WHAT YOU WILL DO
Look for "когда" in the listing below. Gather each line that contains it.

RECORDS FOR PROCESSING
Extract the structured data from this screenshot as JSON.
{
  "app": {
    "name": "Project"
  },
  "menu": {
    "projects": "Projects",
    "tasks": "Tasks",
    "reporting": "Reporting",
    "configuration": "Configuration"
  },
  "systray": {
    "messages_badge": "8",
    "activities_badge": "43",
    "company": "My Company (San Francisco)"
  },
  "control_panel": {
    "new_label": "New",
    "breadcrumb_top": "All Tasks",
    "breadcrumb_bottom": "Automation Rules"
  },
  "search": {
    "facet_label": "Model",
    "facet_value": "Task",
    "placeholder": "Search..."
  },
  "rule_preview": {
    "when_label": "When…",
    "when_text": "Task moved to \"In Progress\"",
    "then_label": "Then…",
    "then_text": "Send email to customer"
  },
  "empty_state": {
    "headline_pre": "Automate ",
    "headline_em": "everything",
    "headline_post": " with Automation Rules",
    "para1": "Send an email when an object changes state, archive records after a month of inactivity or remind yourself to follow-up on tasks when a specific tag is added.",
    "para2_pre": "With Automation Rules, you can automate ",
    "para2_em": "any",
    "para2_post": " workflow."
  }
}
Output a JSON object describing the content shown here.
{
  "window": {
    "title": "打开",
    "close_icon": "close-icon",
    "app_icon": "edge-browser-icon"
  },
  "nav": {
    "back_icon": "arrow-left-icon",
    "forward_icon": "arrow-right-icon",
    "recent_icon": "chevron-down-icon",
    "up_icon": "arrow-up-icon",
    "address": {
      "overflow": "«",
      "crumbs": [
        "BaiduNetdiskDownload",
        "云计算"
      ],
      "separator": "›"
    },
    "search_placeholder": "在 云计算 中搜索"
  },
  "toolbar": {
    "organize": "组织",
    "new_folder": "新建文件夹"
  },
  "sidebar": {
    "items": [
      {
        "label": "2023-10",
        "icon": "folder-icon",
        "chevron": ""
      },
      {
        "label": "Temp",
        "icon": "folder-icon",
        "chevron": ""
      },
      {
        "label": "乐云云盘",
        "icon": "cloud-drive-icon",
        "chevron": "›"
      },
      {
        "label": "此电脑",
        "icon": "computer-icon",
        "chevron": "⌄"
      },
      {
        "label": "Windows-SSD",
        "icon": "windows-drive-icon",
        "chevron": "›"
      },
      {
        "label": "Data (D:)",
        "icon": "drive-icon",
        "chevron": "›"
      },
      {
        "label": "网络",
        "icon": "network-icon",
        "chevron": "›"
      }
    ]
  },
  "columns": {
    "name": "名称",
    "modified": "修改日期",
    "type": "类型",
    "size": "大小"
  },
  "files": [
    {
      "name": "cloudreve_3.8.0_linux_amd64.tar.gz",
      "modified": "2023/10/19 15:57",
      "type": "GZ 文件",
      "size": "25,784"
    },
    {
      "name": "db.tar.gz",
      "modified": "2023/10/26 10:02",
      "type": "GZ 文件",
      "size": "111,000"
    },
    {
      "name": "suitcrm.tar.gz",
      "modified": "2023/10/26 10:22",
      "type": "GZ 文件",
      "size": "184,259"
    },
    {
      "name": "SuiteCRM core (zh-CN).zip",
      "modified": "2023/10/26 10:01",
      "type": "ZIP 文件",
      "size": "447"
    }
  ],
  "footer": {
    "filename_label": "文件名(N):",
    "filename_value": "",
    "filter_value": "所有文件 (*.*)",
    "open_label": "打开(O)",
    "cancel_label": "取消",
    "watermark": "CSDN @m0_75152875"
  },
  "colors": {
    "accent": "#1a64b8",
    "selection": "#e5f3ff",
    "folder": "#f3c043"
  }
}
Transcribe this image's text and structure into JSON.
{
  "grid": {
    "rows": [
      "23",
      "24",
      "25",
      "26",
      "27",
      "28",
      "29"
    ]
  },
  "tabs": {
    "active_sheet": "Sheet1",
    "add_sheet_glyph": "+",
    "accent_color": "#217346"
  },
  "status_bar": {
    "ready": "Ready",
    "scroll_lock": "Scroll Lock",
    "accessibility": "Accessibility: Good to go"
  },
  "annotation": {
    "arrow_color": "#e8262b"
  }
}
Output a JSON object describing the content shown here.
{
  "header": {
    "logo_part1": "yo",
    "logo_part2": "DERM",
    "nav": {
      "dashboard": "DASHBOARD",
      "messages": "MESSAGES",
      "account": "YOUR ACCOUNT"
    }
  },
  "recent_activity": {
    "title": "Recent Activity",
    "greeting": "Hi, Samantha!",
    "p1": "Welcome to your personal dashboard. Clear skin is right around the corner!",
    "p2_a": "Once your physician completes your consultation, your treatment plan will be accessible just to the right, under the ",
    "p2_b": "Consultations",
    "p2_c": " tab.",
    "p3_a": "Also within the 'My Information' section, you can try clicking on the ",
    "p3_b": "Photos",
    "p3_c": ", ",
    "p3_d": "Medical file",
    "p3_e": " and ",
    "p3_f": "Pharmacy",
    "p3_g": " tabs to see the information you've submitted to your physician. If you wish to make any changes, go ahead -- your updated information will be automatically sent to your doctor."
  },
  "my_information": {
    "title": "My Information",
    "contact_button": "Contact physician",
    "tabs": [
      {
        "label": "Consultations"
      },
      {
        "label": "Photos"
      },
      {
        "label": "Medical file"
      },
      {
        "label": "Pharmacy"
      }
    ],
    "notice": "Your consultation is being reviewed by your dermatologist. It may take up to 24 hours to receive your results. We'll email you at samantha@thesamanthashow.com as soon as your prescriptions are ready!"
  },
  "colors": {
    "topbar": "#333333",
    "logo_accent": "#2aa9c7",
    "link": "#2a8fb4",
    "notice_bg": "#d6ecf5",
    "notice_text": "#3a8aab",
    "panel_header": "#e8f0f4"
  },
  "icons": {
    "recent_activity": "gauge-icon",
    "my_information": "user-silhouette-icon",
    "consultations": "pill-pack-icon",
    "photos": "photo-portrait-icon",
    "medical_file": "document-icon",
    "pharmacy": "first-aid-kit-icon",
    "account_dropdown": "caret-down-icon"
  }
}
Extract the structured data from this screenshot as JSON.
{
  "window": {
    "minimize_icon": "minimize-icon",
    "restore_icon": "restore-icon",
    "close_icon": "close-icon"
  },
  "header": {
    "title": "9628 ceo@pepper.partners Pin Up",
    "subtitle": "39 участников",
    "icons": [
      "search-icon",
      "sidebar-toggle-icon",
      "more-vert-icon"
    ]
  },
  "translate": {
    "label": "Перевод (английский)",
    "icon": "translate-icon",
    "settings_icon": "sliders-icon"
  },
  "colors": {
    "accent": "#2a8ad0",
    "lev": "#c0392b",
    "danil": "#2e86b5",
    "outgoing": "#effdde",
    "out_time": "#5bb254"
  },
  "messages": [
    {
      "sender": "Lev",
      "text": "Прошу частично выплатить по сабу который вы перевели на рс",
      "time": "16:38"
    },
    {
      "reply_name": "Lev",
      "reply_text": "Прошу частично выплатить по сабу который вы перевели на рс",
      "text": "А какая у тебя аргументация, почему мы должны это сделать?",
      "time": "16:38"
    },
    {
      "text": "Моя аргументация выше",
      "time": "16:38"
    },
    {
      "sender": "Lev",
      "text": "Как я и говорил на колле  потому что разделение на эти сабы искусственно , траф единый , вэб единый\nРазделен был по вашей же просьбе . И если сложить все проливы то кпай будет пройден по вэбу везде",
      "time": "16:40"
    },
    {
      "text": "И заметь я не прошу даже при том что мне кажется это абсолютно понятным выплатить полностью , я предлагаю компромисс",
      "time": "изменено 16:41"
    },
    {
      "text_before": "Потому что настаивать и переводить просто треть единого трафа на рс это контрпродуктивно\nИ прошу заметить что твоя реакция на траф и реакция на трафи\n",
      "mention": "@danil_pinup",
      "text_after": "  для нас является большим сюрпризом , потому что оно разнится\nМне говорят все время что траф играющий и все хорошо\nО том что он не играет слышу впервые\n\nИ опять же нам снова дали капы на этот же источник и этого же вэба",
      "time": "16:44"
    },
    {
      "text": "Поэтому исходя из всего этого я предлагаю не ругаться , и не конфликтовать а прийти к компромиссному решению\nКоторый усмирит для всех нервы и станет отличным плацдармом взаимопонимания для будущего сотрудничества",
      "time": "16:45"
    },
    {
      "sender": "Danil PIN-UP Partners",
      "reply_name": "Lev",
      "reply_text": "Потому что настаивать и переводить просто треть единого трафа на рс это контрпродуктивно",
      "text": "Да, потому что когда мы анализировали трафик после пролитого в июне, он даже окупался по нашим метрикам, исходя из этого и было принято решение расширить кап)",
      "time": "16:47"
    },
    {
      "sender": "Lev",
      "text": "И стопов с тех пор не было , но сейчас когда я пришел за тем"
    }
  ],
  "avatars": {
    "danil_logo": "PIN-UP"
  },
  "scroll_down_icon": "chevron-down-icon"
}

OUTPUT BELOW
      "text": "Да, потому что когда мы анализировали трафик после пролитого в июне, он даже окупался по нашим метрикам, исходя из этого и было принято решение расширить кап)",
      "text": "И стопов с тех пор не было , но сейчас когда я пришел за тем"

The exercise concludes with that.